━━━ Supplied records

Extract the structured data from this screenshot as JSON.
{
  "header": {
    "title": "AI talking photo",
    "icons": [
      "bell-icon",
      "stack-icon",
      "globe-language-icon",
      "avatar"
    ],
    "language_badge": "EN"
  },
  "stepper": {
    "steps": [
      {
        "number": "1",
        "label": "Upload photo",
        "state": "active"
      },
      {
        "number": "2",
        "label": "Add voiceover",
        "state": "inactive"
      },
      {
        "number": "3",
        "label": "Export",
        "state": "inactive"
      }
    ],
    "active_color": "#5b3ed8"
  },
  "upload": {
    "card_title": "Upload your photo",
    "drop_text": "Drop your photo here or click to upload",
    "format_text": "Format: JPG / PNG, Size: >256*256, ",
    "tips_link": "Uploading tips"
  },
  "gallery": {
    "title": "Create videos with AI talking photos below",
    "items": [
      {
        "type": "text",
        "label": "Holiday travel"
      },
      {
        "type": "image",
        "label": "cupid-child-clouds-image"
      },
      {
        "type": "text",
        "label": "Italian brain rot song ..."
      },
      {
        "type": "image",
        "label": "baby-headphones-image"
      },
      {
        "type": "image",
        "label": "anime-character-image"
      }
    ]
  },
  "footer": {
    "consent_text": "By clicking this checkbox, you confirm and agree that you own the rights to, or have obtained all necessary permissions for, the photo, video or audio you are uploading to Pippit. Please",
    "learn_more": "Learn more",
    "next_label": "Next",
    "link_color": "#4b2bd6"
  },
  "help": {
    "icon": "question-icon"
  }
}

━━━━━━

§ **Problem description**
Copy every line above in which the string "your" shows up.

§ **Task answer**
    "card_title": "Upload your photo",
    "drop_text": "Drop your photo here or click to upload",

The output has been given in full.